Collected data
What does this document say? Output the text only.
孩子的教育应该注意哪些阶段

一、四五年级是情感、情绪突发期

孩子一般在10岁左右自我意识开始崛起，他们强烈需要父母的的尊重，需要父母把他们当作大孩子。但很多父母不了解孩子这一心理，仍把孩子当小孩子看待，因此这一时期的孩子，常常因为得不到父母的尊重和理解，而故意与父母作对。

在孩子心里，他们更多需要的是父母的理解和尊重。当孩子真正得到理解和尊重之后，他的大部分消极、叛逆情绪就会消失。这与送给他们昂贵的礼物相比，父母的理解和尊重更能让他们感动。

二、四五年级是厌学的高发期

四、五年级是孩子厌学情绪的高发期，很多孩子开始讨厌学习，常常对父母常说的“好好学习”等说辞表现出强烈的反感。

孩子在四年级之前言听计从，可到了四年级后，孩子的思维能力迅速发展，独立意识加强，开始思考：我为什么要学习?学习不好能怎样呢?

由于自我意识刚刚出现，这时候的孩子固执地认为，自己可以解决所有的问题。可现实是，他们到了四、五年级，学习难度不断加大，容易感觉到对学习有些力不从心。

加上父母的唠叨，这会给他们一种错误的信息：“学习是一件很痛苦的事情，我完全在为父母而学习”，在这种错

▶ [The exercise] Reproduce every line of the data verbatim.

▶ [Complete response]
What does this document say? Output the text only.
孩子的教育应该注意哪些阶段

一、四五年级是情感、情绪突发期

孩子一般在10岁左右自我意识开始崛起，他们强烈需要父母的的尊重，需要父母把他们当作大孩子。但很多父母不了解孩子这一心理，仍把孩子当小孩子看待，因此这一时期的孩子，常常因为得不到父母的尊重和理解，而故意与父母作对。

在孩子心里，他们更多需要的是父母的理解和尊重。当孩子真正得到理解和尊重之后，他的大部分消极、叛逆情绪就会消失。这与送给他们昂贵的礼物相比，父母的理解和尊重更能让他们感动。

二、四五年级是厌学的高发期

四、五年级是孩子厌学情绪的高发期，很多孩子开始讨厌学习，常常对父母常说的“好好学习”等说辞表现出强烈的反感。

孩子在四年级之前言听计从，可到了四年级后，孩子的思维能力迅速发展，独立意识加强，开始思考：我为什么要学习?学习不好能怎样呢?

由于自我意识刚刚出现，这时候的孩子固执地认为，自己可以解决所有的问题。可现实是，他们到了四、五年级，学习难度不断加大，容易感觉到对学习有些力不从心。

加上父母的唠叨，这会给他们一种错误的信息：“学习是一件很痛苦的事情，我完全在为父母而学习”，在这种错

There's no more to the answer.